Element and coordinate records
##########
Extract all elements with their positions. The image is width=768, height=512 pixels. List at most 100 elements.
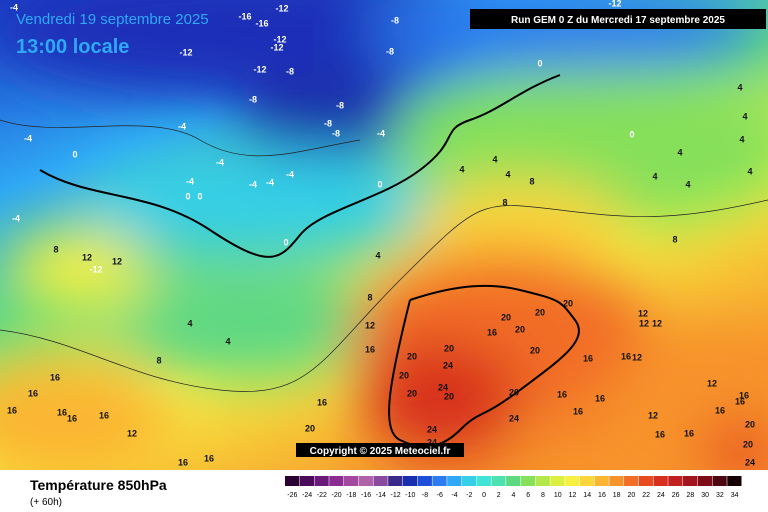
contour-label: 16 [487, 327, 497, 337]
contour-label: 24 [438, 382, 448, 392]
contour-labels: -4-16-16-12-8-12-12-12-12 -8-8-80-12-8-8-… [7, 0, 755, 467]
colorbar-label: 4 [512, 492, 516, 499]
contour-label: 12 [707, 378, 717, 388]
contour-label: 16 [365, 344, 375, 354]
contour-label: -12 [275, 3, 288, 13]
contour-label: -16 [255, 18, 268, 28]
colorbar-swatch [447, 476, 462, 486]
contour-label: 20 [745, 419, 755, 429]
run-info: Run GEM 0 Z du Mercredi 17 septembre 202… [511, 15, 725, 26]
colorbar-label: -14 [376, 492, 386, 499]
contour-label: 8 [672, 234, 677, 244]
colorbar-swatch [329, 476, 344, 486]
colorbar-swatch [535, 476, 550, 486]
contour-label: 12 [638, 308, 648, 318]
colorbar-swatch [461, 476, 477, 486]
contour-label: 20 [407, 388, 417, 398]
contour-label: 4 [737, 82, 742, 92]
contour-label: 16 [28, 388, 38, 398]
contour-label: 16 [684, 428, 694, 438]
date-title: Vendredi 19 septembre 2025 [16, 11, 209, 28]
colorbar-swatch [432, 476, 447, 486]
map-field [0, 0, 768, 470]
contour-label: 20 [444, 391, 454, 401]
contour-label: 16 [655, 429, 665, 439]
contour-label: 8 [529, 176, 534, 186]
colorbar-label: 28 [687, 492, 695, 499]
colorbar-label: 6 [526, 492, 530, 499]
contour-label: 16 [735, 396, 745, 406]
contour-label: 8 [367, 292, 372, 302]
contour-label: 4 [739, 134, 744, 144]
contour-label: -4 [12, 213, 20, 223]
colorbar-label: -4 [451, 492, 457, 499]
colorbar-swatch [624, 476, 639, 486]
colorbar-label: 34 [731, 492, 739, 499]
contour-label: 4 [685, 179, 690, 189]
contour-label: 20 [407, 351, 417, 361]
colorbar-swatch [358, 476, 373, 486]
colorbar-swatch [653, 476, 668, 486]
colorbar-label: -12 [391, 492, 401, 499]
colorbar-swatch [697, 476, 713, 486]
colorbar-label: 22 [642, 492, 650, 499]
colorbar-label: -24 [302, 492, 312, 499]
contour-label: 4 [492, 154, 497, 164]
contour-label: 20 [444, 343, 454, 353]
contour-label: 16 [99, 410, 109, 420]
contour-label: -4 [286, 169, 294, 179]
contour-label: 4 [187, 318, 192, 328]
colorbar-swatch [417, 476, 432, 486]
contour-label: -4 [178, 121, 186, 131]
contour-label: 16 [57, 407, 67, 417]
contour-label: -12 [608, 0, 621, 8]
colorbar-swatch [683, 476, 698, 486]
contour-label: 12 [652, 318, 662, 328]
contour-label: 12 [127, 428, 137, 438]
contour-label: 16 [595, 393, 605, 403]
contour-label: 12 [648, 410, 658, 420]
contour-label: 24 [745, 457, 755, 467]
contour-label: 0 [377, 179, 382, 189]
colorbar-swatch [550, 476, 565, 486]
contour-label: -4 [216, 157, 224, 167]
contour-label: 16 [204, 453, 214, 463]
contour-label: 12 [112, 256, 122, 266]
colorbar-swatch [343, 476, 359, 486]
contour-label: 24 [443, 360, 453, 370]
contour-label: 16 [621, 351, 631, 361]
colorbar-label: 16 [598, 492, 606, 499]
footer-title: Température 850hPa [30, 477, 167, 493]
contour-label: 0 [283, 237, 288, 247]
contour-label: 4 [652, 171, 657, 181]
contour-label: 16 [573, 406, 583, 416]
contour-label: 20 [535, 307, 545, 317]
contour-label: 20 [515, 324, 525, 334]
colorbar-swatch [402, 476, 418, 486]
contour-label: 12 [639, 318, 649, 328]
contour-label: 0 [197, 191, 202, 201]
colorbar-label: -10 [405, 492, 415, 499]
contour-label: -4 [10, 2, 18, 12]
contour-label: 0 [185, 191, 190, 201]
colorbar-swatch [285, 476, 300, 486]
colorbar-label: 2 [497, 492, 501, 499]
contour-label: -8 [391, 15, 399, 25]
colorbar-swatch [609, 476, 624, 486]
contour-label: 8 [53, 244, 58, 254]
colorbar-label: 18 [613, 492, 621, 499]
colorbar-swatch [388, 476, 403, 486]
contour-label: -16 [238, 11, 251, 21]
contour-label: -8 [332, 128, 340, 138]
colorbar-label: 20 [628, 492, 636, 499]
isotherm-20 [388, 284, 580, 448]
contour-label: 4 [677, 147, 682, 157]
contour-label: 0 [72, 149, 77, 159]
contour-label: 4 [375, 250, 380, 260]
colorbar-swatch [373, 476, 388, 486]
contour-label: -4 [24, 133, 32, 143]
contour-label: 16 [583, 353, 593, 363]
time-title: 13:00 locale [16, 36, 129, 58]
colorbar-swatch [565, 476, 580, 486]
##########
• **Task prompt**: Which lines of the records contain the string "title"? Select each one and copy it out in full.

• **Response below**:
date-title: Vendredi 19 septembre 2025 [16, 11, 209, 28]
footer-title: Température 850hPa [30, 477, 167, 493]
time-title: 13:00 locale [16, 36, 129, 58]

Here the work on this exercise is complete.